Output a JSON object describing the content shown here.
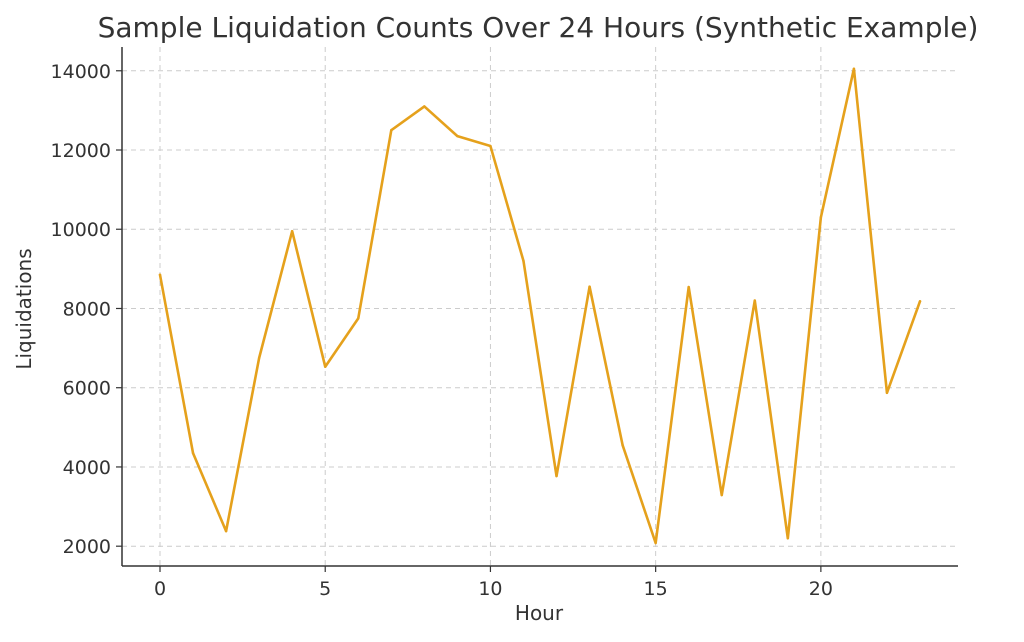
{
  "chart_data": {
    "type": "line",
    "title": "Sample Liquidation Counts Over 24 Hours (Synthetic Example)",
    "xlabel": "Hour",
    "ylabel": "Liquidations",
    "xlim": [
      -1.15,
      24.15
    ],
    "ylim": [
      1500,
      14600
    ],
    "x_ticks": [
      0,
      5,
      10,
      15,
      20
    ],
    "y_ticks": [
      2000,
      4000,
      6000,
      8000,
      10000,
      12000,
      14000
    ],
    "grid": true,
    "legend": "none",
    "series": [
      {
        "color": "#E5A11C",
        "x": [
          0,
          1,
          2,
          3,
          4,
          5,
          6,
          7,
          8,
          9,
          10,
          11,
          12,
          13,
          14,
          15,
          16,
          17,
          18,
          19,
          20,
          21,
          22,
          23
        ],
        "values": [
          8850,
          4350,
          2380,
          6750,
          9950,
          6530,
          7750,
          12500,
          13100,
          12350,
          12100,
          9200,
          3770,
          8550,
          4550,
          2080,
          8540,
          3290,
          8200,
          2200,
          10300,
          14050,
          5870,
          8180
        ]
      }
    ]
  }
}
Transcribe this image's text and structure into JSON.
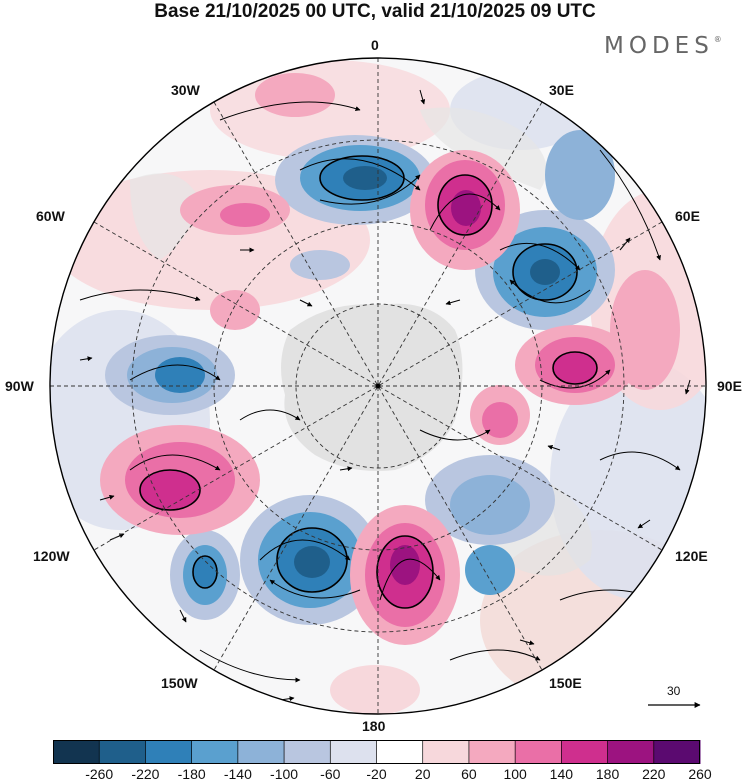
{
  "title": "Base 21/10/2025 00 UTC, valid 21/10/2025 09 UTC",
  "logo": "MODES",
  "logo_mark": "®",
  "graticule_labels": {
    "lon_0": "0",
    "lon_30e": "30E",
    "lon_60e": "60E",
    "lon_90e": "90E",
    "lon_120e": "120E",
    "lon_150e": "150E",
    "lon_180": "180",
    "lon_150w": "150W",
    "lon_120w": "120W",
    "lon_90w": "90W",
    "lon_60w": "60W",
    "lon_30w": "30W"
  },
  "reference_vector": {
    "value": "30"
  },
  "colorbar": {
    "ticks": [
      "-260",
      "-220",
      "-180",
      "-140",
      "-100",
      "-60",
      "-20",
      "20",
      "60",
      "100",
      "140",
      "180",
      "220",
      "260"
    ],
    "colors": [
      "#123450",
      "#1f5f8b",
      "#2f80b8",
      "#5aa0cf",
      "#8db2d8",
      "#b9c6e0",
      "#dde1ee",
      "#ffffff",
      "#f7d8dc",
      "#f4a9bf",
      "#ea6fa7",
      "#cf2f8e",
      "#9c1380",
      "#5b0a70"
    ]
  },
  "colors": {
    "land": "#dddddd",
    "graticule": "#333333",
    "stream": "#000000"
  }
}
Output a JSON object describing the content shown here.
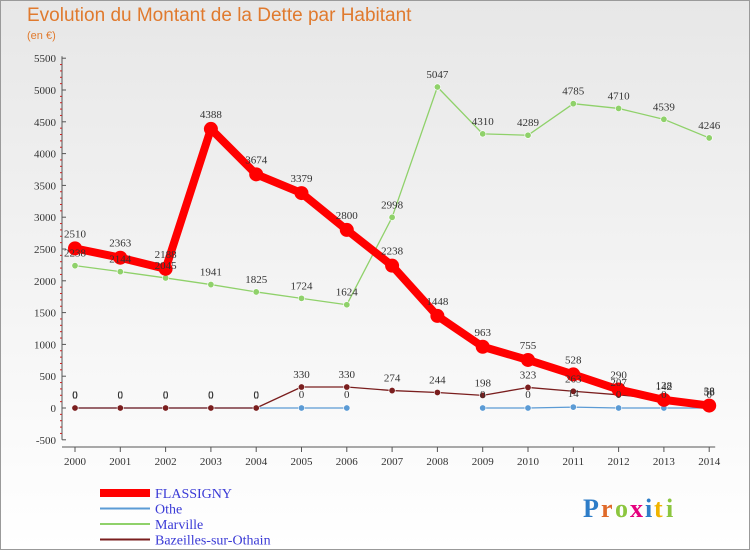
{
  "chart_data": {
    "type": "line",
    "title": "Evolution du Montant de la Dette par Habitant",
    "unit": "(en €)",
    "ylim": [
      -500,
      5500
    ],
    "yticks": [
      -500,
      0,
      500,
      1000,
      1500,
      2000,
      2500,
      3000,
      3500,
      4000,
      4500,
      5000,
      5500
    ],
    "x": [
      "2000",
      "2001",
      "2002",
      "2003",
      "2004",
      "2005",
      "2006",
      "2007",
      "2008",
      "2009",
      "2010",
      "2011",
      "2012",
      "2013",
      "2014"
    ],
    "grid": false,
    "legend_position": "bottom-left",
    "series": [
      {
        "name": "FLASSIGNY",
        "color": "#ff0000",
        "values": [
          2510,
          2363,
          2188,
          4388,
          3674,
          3379,
          2800,
          2238,
          1448,
          963,
          755,
          528,
          290,
          128,
          38
        ]
      },
      {
        "name": "Othe",
        "color": "#5b9bd5",
        "values": [
          0,
          0,
          0,
          0,
          0,
          0,
          0,
          null,
          null,
          0,
          0,
          14,
          0,
          0,
          0
        ]
      },
      {
        "name": "Marville",
        "color": "#8fd16a",
        "values": [
          2238,
          2144,
          2045,
          1941,
          1825,
          1724,
          1624,
          2998,
          5047,
          4310,
          4289,
          4785,
          4710,
          4539,
          4246
        ]
      },
      {
        "name": "Bazeilles-sur-Othain",
        "color": "#7a1e1e",
        "values": [
          0,
          0,
          0,
          0,
          0,
          330,
          330,
          274,
          244,
          198,
          323,
          263,
          207,
          142,
          58
        ]
      }
    ]
  },
  "logo": {
    "text": "Proxiti",
    "letter_colors": [
      "#2e7dc8",
      "#e06a2a",
      "#8cc63f",
      "#e5007e",
      "#2e7dc8",
      "#f0b400",
      "#8cc63f"
    ]
  }
}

####

* WHAT IS REQUIRED *
Repeat the data exactly, without the pictures.

* FINISHED TASK *
Output a JSON object describing the content shown here.
{
  "chart_data": {
    "type": "line",
    "title": "Sample Liquidation Counts Over 24 Hours (Synthetic Example)",
    "xlabel": "Hour",
    "ylabel": "Liquidations",
    "xlim": [
      -1.15,
      24.15
    ],
    "ylim": [
      1500,
      14600
    ],
    "x_ticks": [
      0,
      5,
      10,
      15,
      20
    ],
    "y_ticks": [
      2000,
      4000,
      6000,
      8000,
      10000,
      12000,
      14000
    ],
    "grid": true,
    "legend": "none",
    "series": [
      {
        "color": "#E5A11C",
        "x": [
          0,
          1,
          2,
          3,
          4,
          5,
          6,
          7,
          8,
          9,
          10,
          11,
          12,
          13,
          14,
          15,
          16,
          17,
          18,
          19,
          20,
          21,
          22,
          23
        ],
        "values": [
          8850,
          4350,
          2380,
          6750,
          9950,
          6530,
          7750,
          12500,
          13100,
          12350,
          12100,
          9200,
          3770,
          8550,
          4550,
          2080,
          8540,
          3290,
          8200,
          2200,
          10300,
          14050,
          5870,
          8180
        ]
      }
    ]
  }
}
Transcribe this image's text and structure into JSON.
{
  "title": "Base 21/10/2025 00 UTC, valid 21/10/2025 09 UTC",
  "logo": "MODES",
  "logo_mark": "®",
  "graticule_labels": {
    "lon_0": "0",
    "lon_30e": "30E",
    "lon_60e": "60E",
    "lon_90e": "90E",
    "lon_120e": "120E",
    "lon_150e": "150E",
    "lon_180": "180",
    "lon_150w": "150W",
    "lon_120w": "120W",
    "lon_90w": "90W",
    "lon_60w": "60W",
    "lon_30w": "30W"
  },
  "reference_vector": {
    "value": "30"
  },
  "colorbar": {
    "ticks": [
      "-260",
      "-220",
      "-180",
      "-140",
      "-100",
      "-60",
      "-20",
      "20",
      "60",
      "100",
      "140",
      "180",
      "220",
      "260"
    ],
    "colors": [
      "#123450",
      "#1f5f8b",
      "#2f80b8",
      "#5aa0cf",
      "#8db2d8",
      "#b9c6e0",
      "#dde1ee",
      "#ffffff",
      "#f7d8dc",
      "#f4a9bf",
      "#ea6fa7",
      "#cf2f8e",
      "#9c1380",
      "#5b0a70"
    ]
  },
  "colors": {
    "land": "#dddddd",
    "graticule": "#333333",
    "stream": "#000000"
  }
}
Output a JSON object describing the content shown here.
{
  "chart_data": {
    "type": "line",
    "title": "Evolution du Montant de la Dette par Habitant",
    "unit": "(en €)",
    "ylim": [
      -500,
      5500
    ],
    "yticks": [
      -500,
      0,
      500,
      1000,
      1500,
      2000,
      2500,
      3000,
      3500,
      4000,
      4500,
      5000,
      5500
    ],
    "x": [
      "2000",
      "2001",
      "2002",
      "2003",
      "2004",
      "2005",
      "2006",
      "2007",
      "2008",
      "2009",
      "2010",
      "2011",
      "2012",
      "2013",
      "2014"
    ],
    "grid": false,
    "legend_position": "bottom-left",
    "series": [
      {
        "name": "FLASSIGNY",
        "color": "#ff0000",
        "values": [
          2510,
          2363,
          2188,
          4388,
          3674,
          3379,
          2800,
          2238,
          1448,
          963,
          755,
          528,
          290,
          128,
          38
        ]
      },
      {
        "name": "Othe",
        "color": "#5b9bd5",
        "values": [
          0,
          0,
          0,
          0,
          0,
          0,
          0,
          null,
          null,
          0,
          0,
          14,
          0,
          0,
          0
        ]
      },
      {
        "name": "Marville",
        "color": "#8fd16a",
        "values": [
          2238,
          2144,
          2045,
          1941,
          1825,
          1724,
          1624,
          2998,
          5047,
          4310,
          4289,
          4785,
          4710,
          4539,
          4246
        ]
      },
      {
        "name": "Bazeilles-sur-Othain",
        "color": "#7a1e1e",
        "values": [
          0,
          0,
          0,
          0,
          0,
          330,
          330,
          274,
          244,
          198,
          323,
          263,
          207,
          142,
          58
        ]
      }
    ]
  },
  "logo": {
    "text": "Proxiti",
    "letter_colors": [
      "#2e7dc8",
      "#e06a2a",
      "#8cc63f",
      "#e5007e",
      "#2e7dc8",
      "#f0b400",
      "#8cc63f"
    ]
  }
}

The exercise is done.